--- start of Input ---

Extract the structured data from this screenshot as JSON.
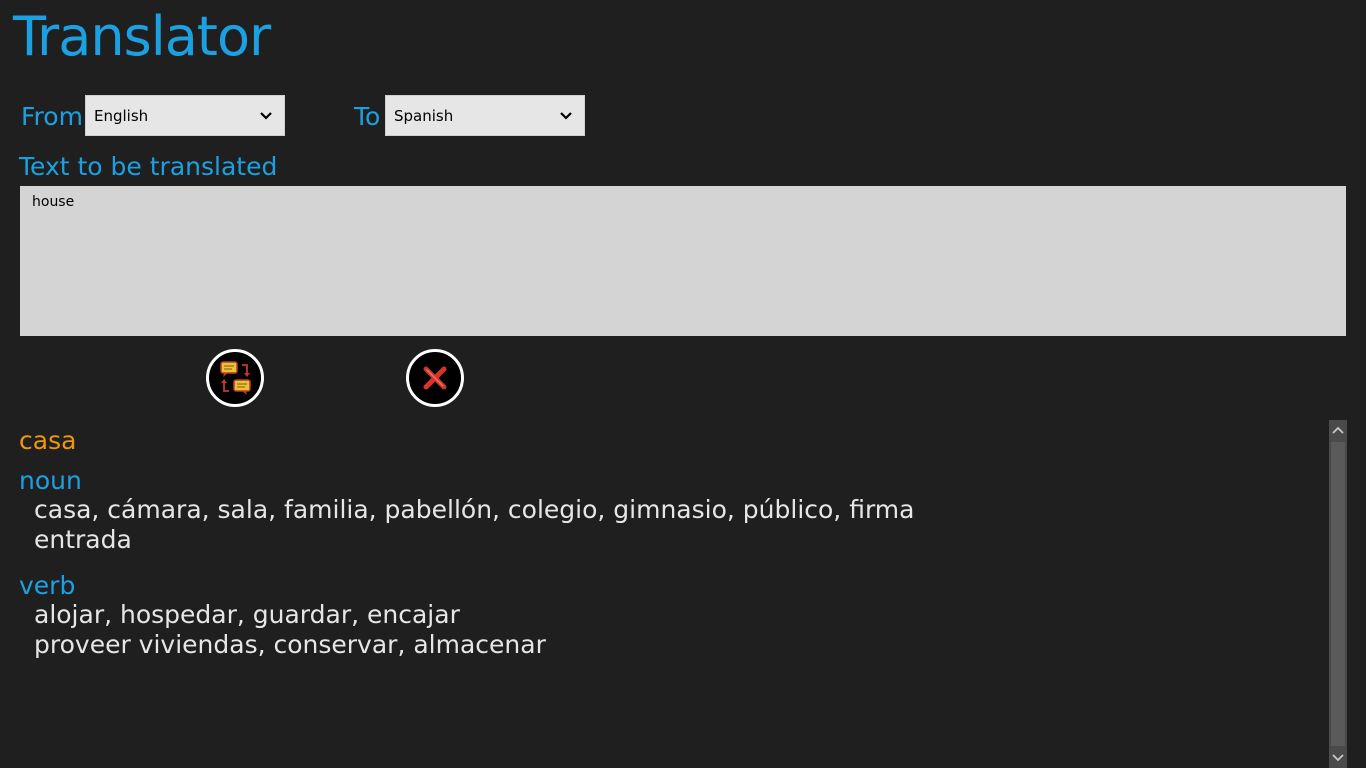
{
  "app": {
    "title": "Translator"
  },
  "languages": {
    "from_label": "From",
    "from_value": "English",
    "to_label": "To",
    "to_value": "Spanish"
  },
  "input": {
    "label": "Text to be translated",
    "value": "house"
  },
  "buttons": {
    "translate_icon": "translate-speech-bubbles-icon",
    "clear_icon": "clear-x-icon"
  },
  "results": {
    "word": "casa",
    "noun_label": "noun",
    "noun_line1": "casa,  cámara,  sala,  familia,  pabellón,  colegio,  gimnasio,  público,  firma",
    "noun_line2": "entrada",
    "verb_label": "verb",
    "verb_line1": "alojar,  hospedar,  guardar,  encajar",
    "verb_line2": "proveer viviendas,  conservar,  almacenar"
  },
  "colors": {
    "accent": "#1ba1e2",
    "highlight": "#f09609",
    "background": "#1f1f1f"
  }
}
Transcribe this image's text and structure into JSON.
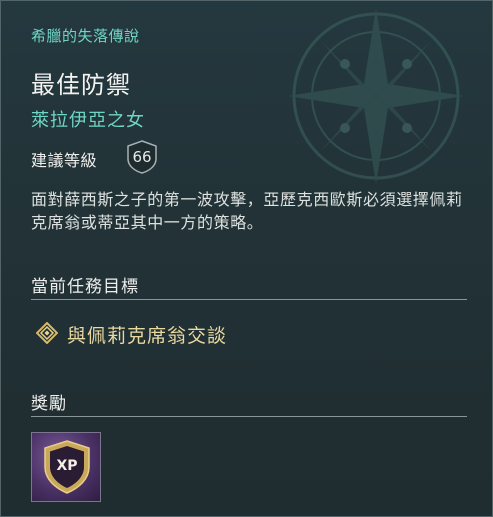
{
  "quest": {
    "questline": "希臘的失落傳說",
    "title": "最佳防禦",
    "subtitle": "萊拉伊亞之女",
    "recommended_level_label": "建議等級",
    "recommended_level": "66",
    "description": "面對薛西斯之子的第一波攻擊，亞歷克西歐斯必須選擇佩莉克席翁或蒂亞其中一方的策略。"
  },
  "objectives": {
    "header": "當前任務目標",
    "items": [
      {
        "label": "與佩莉克席翁交談",
        "icon": "quest-diamond-icon"
      }
    ]
  },
  "rewards": {
    "header": "獎勵",
    "items": [
      {
        "label": "XP",
        "icon": "xp-shield-icon"
      }
    ]
  },
  "colors": {
    "accent_teal": "#6fd6c6",
    "objective_gold": "#e8d9a0",
    "panel_bg": "#223236"
  }
}
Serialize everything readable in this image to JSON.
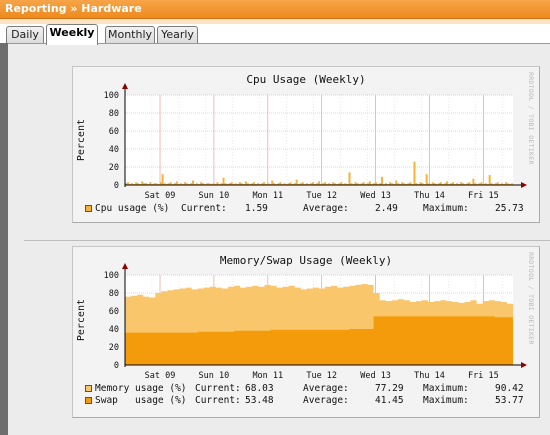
{
  "header": {
    "breadcrumb": "Reporting » Hardware"
  },
  "tabs": [
    {
      "label": "Daily",
      "active": false
    },
    {
      "label": "Weekly",
      "active": true
    },
    {
      "label": "Monthly",
      "active": false
    },
    {
      "label": "Yearly",
      "active": false
    }
  ],
  "colors": {
    "brand_orange": "#ee8a1e",
    "cpu_series": "#f7b23a",
    "memory_series": "#f9c66c",
    "swap_series": "#f49b0b",
    "grid_major": "#e8a0a0",
    "axis_arrow": "#8b0000"
  },
  "cpu_graph": {
    "watermark": "RRDTOOL / TOBI OETIKER",
    "legend": [
      {
        "name": "Cpu usage (%)",
        "current_label": "Current:",
        "current": "1.59",
        "average_label": "Average:",
        "average": "2.49",
        "maximum_label": "Maximum:",
        "maximum": "25.73",
        "color": "#f7b23a"
      }
    ]
  },
  "mem_graph": {
    "watermark": "RRDTOOL / TOBI OETIKER",
    "legend": [
      {
        "name": "Memory usage (%)",
        "current_label": "Current:",
        "current": "68.03",
        "average_label": "Average:",
        "average": "77.29",
        "maximum_label": "Maximum:",
        "maximum": "90.42",
        "color": "#f9c66c"
      },
      {
        "name": "Swap   usage (%)",
        "current_label": "Current:",
        "current": "53.48",
        "average_label": "Average:",
        "average": "41.45",
        "maximum_label": "Maximum:",
        "maximum": "53.77",
        "color": "#f49b0b"
      }
    ]
  },
  "chart_data": [
    {
      "type": "area",
      "title": "Cpu Usage (Weekly)",
      "ylabel": "Percent",
      "ylim": [
        0,
        100
      ],
      "yticks": [
        0,
        20,
        40,
        60,
        80,
        100
      ],
      "categories": [
        "Sat 09",
        "Sun 10",
        "Mon 11",
        "Tue 12",
        "Wed 13",
        "Thu 14",
        "Fri 15"
      ],
      "grid": true,
      "series": [
        {
          "name": "Cpu usage (%)",
          "values": [
            2,
            3,
            1,
            2,
            1,
            3,
            2,
            1,
            4,
            2,
            2,
            1,
            3,
            1,
            2,
            2,
            1,
            3,
            12,
            2,
            1,
            2,
            3,
            1,
            2,
            4,
            1,
            2,
            1,
            3,
            2,
            1,
            2,
            5,
            1,
            2,
            1,
            3,
            2,
            1,
            2,
            2,
            1,
            2,
            1,
            3,
            1,
            2,
            8,
            2,
            1,
            2,
            3,
            1,
            2,
            1,
            3,
            2,
            1,
            4,
            2,
            1,
            2,
            3,
            1,
            2,
            1,
            2,
            3,
            1,
            2,
            1,
            5,
            2,
            1,
            2,
            3,
            1,
            2,
            1,
            2,
            3,
            1,
            2,
            6,
            1,
            2,
            3,
            1,
            2,
            1,
            2,
            3,
            1,
            2,
            4,
            1,
            2,
            3,
            1,
            2,
            1,
            3,
            2,
            1,
            2,
            3,
            1,
            2,
            1,
            14,
            2,
            1,
            3,
            2,
            1,
            2,
            3,
            1,
            2,
            4,
            1,
            2,
            3,
            1,
            2,
            9,
            1,
            2,
            1,
            3,
            2,
            1,
            5,
            2,
            1,
            3,
            2,
            1,
            2,
            3,
            1,
            26,
            2,
            1,
            3,
            2,
            1,
            12,
            2,
            1,
            3,
            2,
            1,
            2,
            3,
            1,
            2,
            4,
            1,
            2,
            3,
            1,
            2,
            1,
            3,
            2,
            1,
            2,
            3,
            1,
            7,
            2,
            1,
            2,
            3,
            1,
            2,
            1,
            11,
            2,
            1,
            2,
            3,
            1,
            2,
            1,
            3,
            2,
            1,
            2
          ]
        }
      ]
    },
    {
      "type": "area",
      "title": "Memory/Swap Usage (Weekly)",
      "ylabel": "Percent",
      "ylim": [
        0,
        100
      ],
      "yticks": [
        0,
        20,
        40,
        60,
        80,
        100
      ],
      "categories": [
        "Sat 09",
        "Sun 10",
        "Mon 11",
        "Tue 12",
        "Wed 13",
        "Thu 14",
        "Fri 15"
      ],
      "grid": true,
      "series": [
        {
          "name": "Memory usage (%)",
          "values": [
            76,
            77,
            78,
            76,
            75,
            80,
            82,
            83,
            84,
            85,
            86,
            84,
            85,
            86,
            87,
            86,
            85,
            87,
            88,
            86,
            87,
            88,
            87,
            89,
            88,
            86,
            87,
            88,
            86,
            84,
            85,
            86,
            85,
            87,
            88,
            86,
            87,
            88,
            89,
            90,
            89,
            80,
            72,
            71,
            72,
            73,
            72,
            70,
            71,
            72,
            70,
            71,
            72,
            71,
            70,
            69,
            70,
            72,
            68,
            71,
            72,
            71,
            70,
            68
          ]
        },
        {
          "name": "Swap   usage (%)",
          "values": [
            36,
            36,
            36,
            36,
            36,
            36,
            36,
            36,
            36,
            36,
            36,
            36,
            37,
            37,
            37,
            37,
            37,
            37,
            38,
            38,
            38,
            38,
            38,
            38,
            39,
            39,
            39,
            39,
            39,
            39,
            39,
            39,
            39,
            39,
            39,
            39,
            39,
            40,
            40,
            40,
            40,
            54,
            54,
            54,
            54,
            54,
            54,
            54,
            54,
            54,
            54,
            54,
            54,
            54,
            54,
            54,
            54,
            54,
            54,
            54,
            54,
            53,
            53,
            53
          ]
        }
      ]
    }
  ]
}
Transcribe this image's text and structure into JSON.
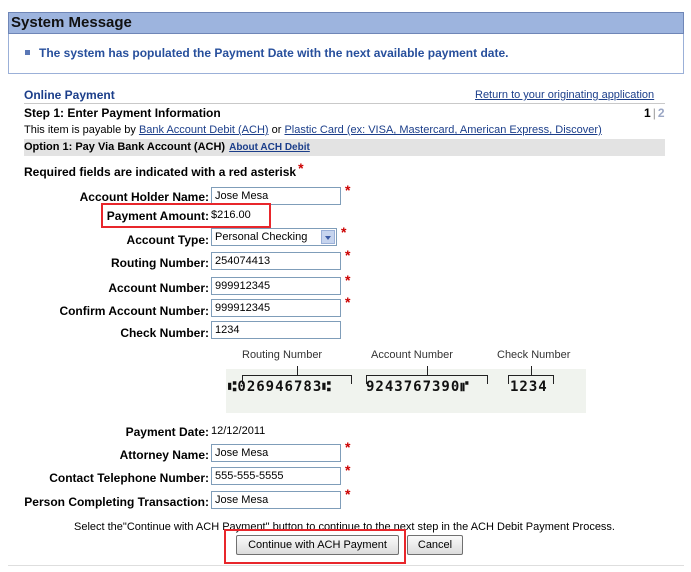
{
  "system_message": {
    "title": "System Message",
    "text": "The system has populated the Payment Date with the next available payment date."
  },
  "online_payment": {
    "title": "Online Payment",
    "return_link": "Return to your originating application",
    "step": "Step 1: Enter Payment Information",
    "page_current": "1",
    "page_sep": "|",
    "page_next": "2",
    "payable_prefix": "This item is payable by ",
    "ach_link": "Bank Account Debit (ACH)",
    "or_text": " or ",
    "card_link": "Plastic Card (ex: VISA, Mastercard, American Express, Discover)",
    "option_title": "Option 1: Pay Via Bank Account (ACH)",
    "about_link": "About ACH Debit",
    "required_note": "Required fields are indicated with a red asterisk",
    "asterisk": "*"
  },
  "form": {
    "account_holder_label": "Account Holder Name:",
    "account_holder_value": "Jose Mesa",
    "payment_amount_label": "Payment Amount:",
    "payment_amount_value": "$216.00",
    "account_type_label": "Account Type:",
    "account_type_value": "Personal Checking",
    "routing_label": "Routing Number:",
    "routing_value": "254074413",
    "account_number_label": "Account Number:",
    "account_number_value": "999912345",
    "confirm_account_label": "Confirm Account Number:",
    "confirm_account_value": "999912345",
    "check_number_label": "Check Number:",
    "check_number_value": "1234",
    "payment_date_label": "Payment Date:",
    "payment_date_value": "12/12/2011",
    "attorney_label": "Attorney Name:",
    "attorney_value": "Jose Mesa",
    "telephone_label": "Contact Telephone Number:",
    "telephone_value": "555-555-5555",
    "person_label": "Person Completing Transaction:",
    "person_value": "Jose Mesa"
  },
  "check_image": {
    "routing_label": "Routing Number",
    "account_label": "Account Number",
    "check_label": "Check Number",
    "routing_digits": "⑆026946783⑆",
    "account_digits": "9243767390⑈",
    "check_digits": "1234"
  },
  "footer": {
    "instruction": "Select the\"Continue with ACH Payment\" button to continue to the next step in the ACH Debit Payment Process.",
    "continue_button": "Continue with ACH Payment",
    "cancel_button": "Cancel"
  },
  "colors": {
    "header_bar": "#9db4de",
    "link": "#1b3e8a",
    "highlight_box": "#e8262b",
    "asterisk": "#cc0000"
  }
}
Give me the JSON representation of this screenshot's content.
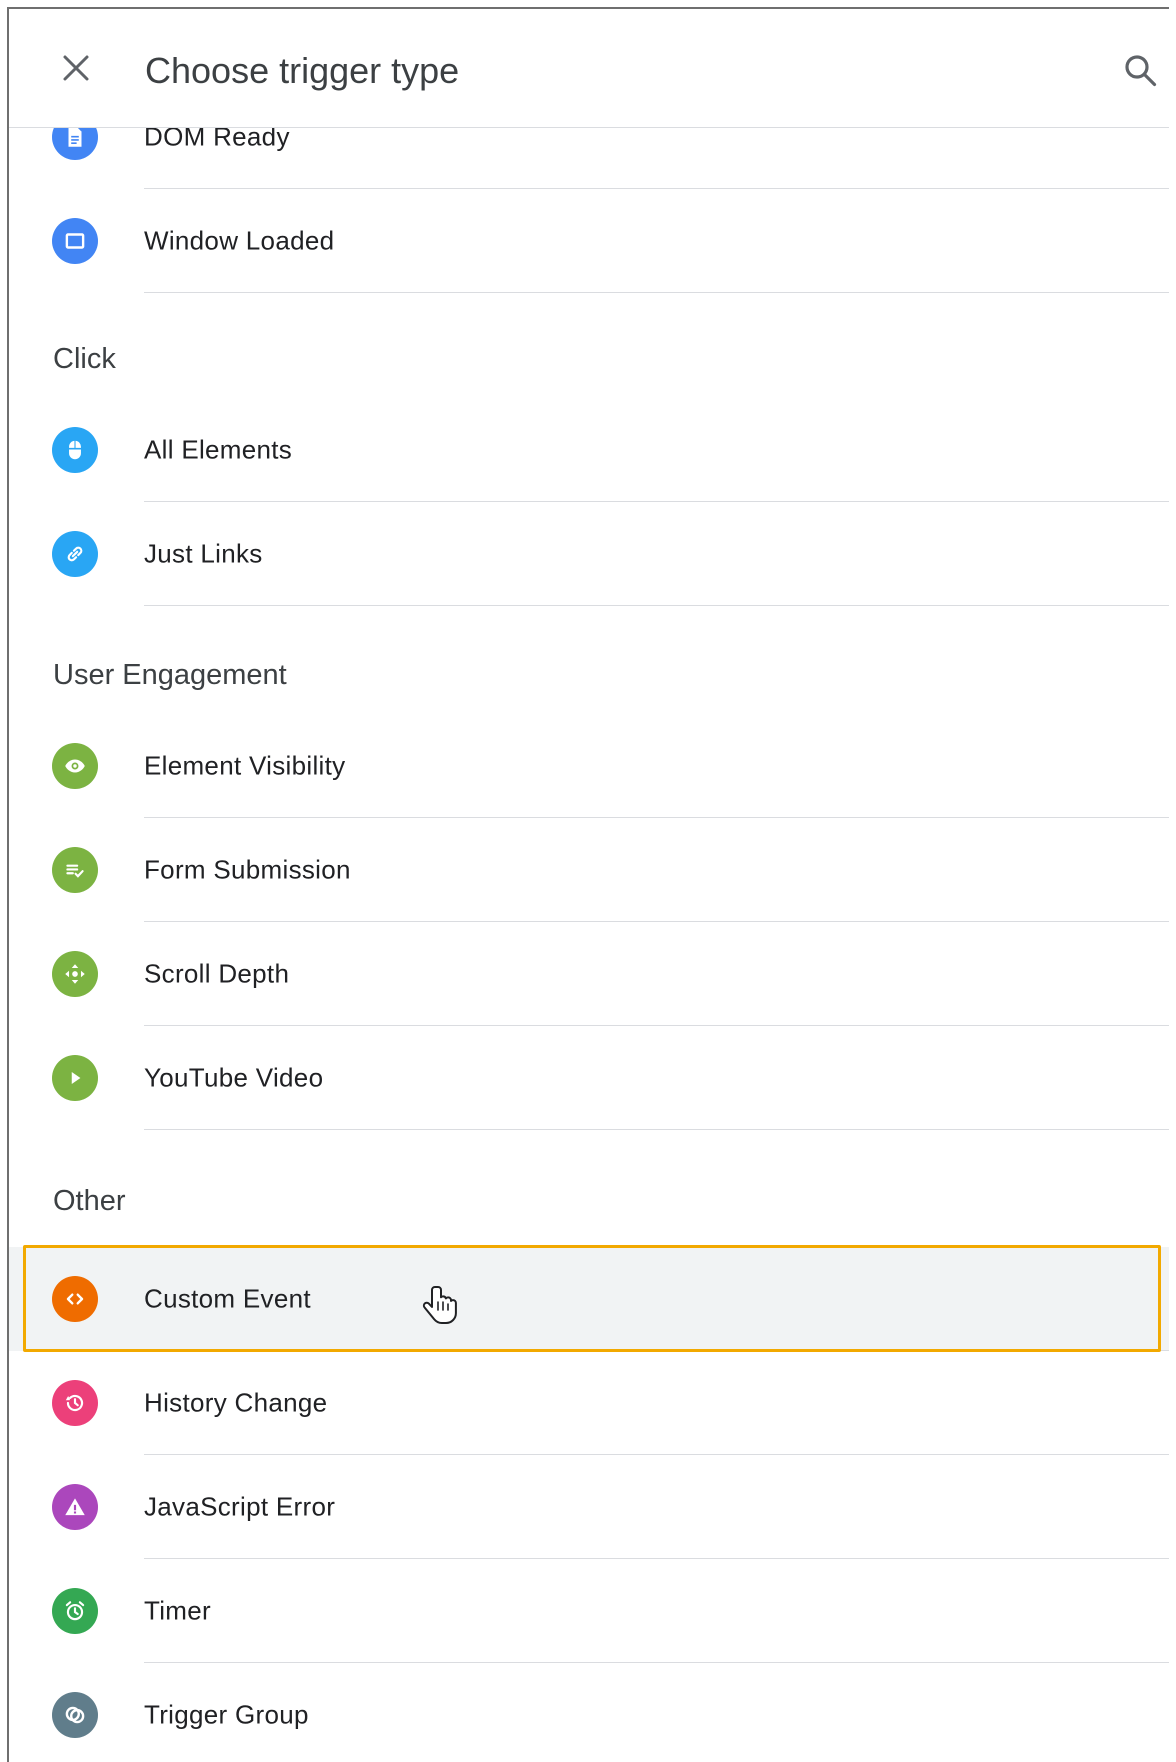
{
  "header": {
    "title": "Choose trigger type",
    "close_icon": "close-icon",
    "search_icon": "search-icon"
  },
  "sections": {
    "click": "Click",
    "user_engagement": "User Engagement",
    "other": "Other"
  },
  "items": {
    "dom_ready": {
      "label": "DOM Ready",
      "color": "#4285f4",
      "icon": "document-icon"
    },
    "window_loaded": {
      "label": "Window Loaded",
      "color": "#4285f4",
      "icon": "window-icon"
    },
    "all_elements": {
      "label": "All Elements",
      "color": "#29a6f4",
      "icon": "mouse-icon"
    },
    "just_links": {
      "label": "Just Links",
      "color": "#29a6f4",
      "icon": "link-icon"
    },
    "element_visibility": {
      "label": "Element Visibility",
      "color": "#7cb342",
      "icon": "eye-icon"
    },
    "form_submission": {
      "label": "Form Submission",
      "color": "#7cb342",
      "icon": "form-check-icon"
    },
    "scroll_depth": {
      "label": "Scroll Depth",
      "color": "#7cb342",
      "icon": "move-arrows-icon"
    },
    "youtube_video": {
      "label": "YouTube Video",
      "color": "#7cb342",
      "icon": "play-icon"
    },
    "custom_event": {
      "label": "Custom Event",
      "color": "#ef6c00",
      "icon": "code-brackets-icon"
    },
    "history_change": {
      "label": "History Change",
      "color": "#ec407a",
      "icon": "history-icon"
    },
    "javascript_error": {
      "label": "JavaScript Error",
      "color": "#ab47bc",
      "icon": "warning-icon"
    },
    "timer": {
      "label": "Timer",
      "color": "#34a853",
      "icon": "alarm-clock-icon"
    },
    "trigger_group": {
      "label": "Trigger Group",
      "color": "#607d8b",
      "icon": "group-circles-icon"
    }
  },
  "colors": {
    "highlight_outline": "#f2a900",
    "hover_background": "#f1f3f4",
    "divider": "#dadce0"
  }
}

--- end of Input ---

Task =
Show every line of the records above that contains the word "Continue".

Response for this exercise =
    "instruction": "Select the\"Continue with ACH Payment\" button to continue to the next step in the ACH Debit Payment Process.",
    "continue_button": "Continue with ACH Payment",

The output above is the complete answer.